Output the data below in full, byte for byte. Nothing may differ.

» Task inputs:
********************

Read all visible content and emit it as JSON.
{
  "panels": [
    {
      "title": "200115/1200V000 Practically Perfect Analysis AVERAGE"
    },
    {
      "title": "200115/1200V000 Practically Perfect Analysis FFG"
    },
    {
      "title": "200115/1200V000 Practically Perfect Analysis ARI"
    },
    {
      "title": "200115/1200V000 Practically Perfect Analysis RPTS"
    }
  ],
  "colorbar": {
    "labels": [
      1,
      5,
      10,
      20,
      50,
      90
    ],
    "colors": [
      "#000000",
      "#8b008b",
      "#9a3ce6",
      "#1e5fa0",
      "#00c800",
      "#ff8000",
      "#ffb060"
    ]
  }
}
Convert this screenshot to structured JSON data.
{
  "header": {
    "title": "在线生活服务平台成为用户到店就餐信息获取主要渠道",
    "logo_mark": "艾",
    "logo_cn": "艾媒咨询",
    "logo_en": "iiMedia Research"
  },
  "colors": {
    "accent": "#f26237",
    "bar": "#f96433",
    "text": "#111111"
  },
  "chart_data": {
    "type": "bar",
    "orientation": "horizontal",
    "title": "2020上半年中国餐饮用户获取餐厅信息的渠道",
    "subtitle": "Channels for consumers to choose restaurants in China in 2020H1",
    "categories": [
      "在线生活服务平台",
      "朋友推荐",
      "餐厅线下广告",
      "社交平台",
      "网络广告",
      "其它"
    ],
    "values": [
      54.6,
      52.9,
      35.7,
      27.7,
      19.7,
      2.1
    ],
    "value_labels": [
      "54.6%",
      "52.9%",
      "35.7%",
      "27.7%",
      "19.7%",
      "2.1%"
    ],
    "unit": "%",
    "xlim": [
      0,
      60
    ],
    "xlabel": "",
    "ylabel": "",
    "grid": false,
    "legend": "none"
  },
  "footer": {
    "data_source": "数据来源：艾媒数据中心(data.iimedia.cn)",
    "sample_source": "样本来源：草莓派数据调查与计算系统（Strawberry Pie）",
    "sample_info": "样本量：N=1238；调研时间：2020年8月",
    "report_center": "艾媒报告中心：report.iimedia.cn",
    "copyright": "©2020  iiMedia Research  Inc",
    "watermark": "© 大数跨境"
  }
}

********************

» Expected output:
Read all visible content and emit it as JSON.
{
  "panels": [
    {
      "title": "200115/1200V000 Practically Perfect Analysis AVERAGE"
    },
    {
      "title": "200115/1200V000 Practically Perfect Analysis FFG"
    },
    {
      "title": "200115/1200V000 Practically Perfect Analysis ARI"
    },
    {
      "title": "200115/1200V000 Practically Perfect Analysis RPTS"
    }
  ],
  "colorbar": {
    "labels": [
      1,
      5,
      10,
      20,
      50,
      90
    ],
    "colors": [
      "#000000",
      "#8b008b",
      "#9a3ce6",
      "#1e5fa0",
      "#00c800",
      "#ff8000",
      "#ffb060"
    ]
  }
}
Convert this screenshot to structured JSON data.
{
  "header": {
    "title": "在线生活服务平台成为用户到店就餐信息获取主要渠道",
    "logo_mark": "艾",
    "logo_cn": "艾媒咨询",
    "logo_en": "iiMedia Research"
  },
  "colors": {
    "accent": "#f26237",
    "bar": "#f96433",
    "text": "#111111"
  },
  "chart_data": {
    "type": "bar",
    "orientation": "horizontal",
    "title": "2020上半年中国餐饮用户获取餐厅信息的渠道",
    "subtitle": "Channels for consumers to choose restaurants in China in 2020H1",
    "categories": [
      "在线生活服务平台",
      "朋友推荐",
      "餐厅线下广告",
      "社交平台",
      "网络广告",
      "其它"
    ],
    "values": [
      54.6,
      52.9,
      35.7,
      27.7,
      19.7,
      2.1
    ],
    "value_labels": [
      "54.6%",
      "52.9%",
      "35.7%",
      "27.7%",
      "19.7%",
      "2.1%"
    ],
    "unit": "%",
    "xlim": [
      0,
      60
    ],
    "xlabel": "",
    "ylabel": "",
    "grid": false,
    "legend": "none"
  },
  "footer": {
    "data_source": "数据来源：艾媒数据中心(data.iimedia.cn)",
    "sample_source": "样本来源：草莓派数据调查与计算系统（Strawberry Pie）",
    "sample_info": "样本量：N=1238；调研时间：2020年8月",
    "report_center": "艾媒报告中心：report.iimedia.cn",
    "copyright": "©2020  iiMedia Research  Inc",
    "watermark": "© 大数跨境"
  }
}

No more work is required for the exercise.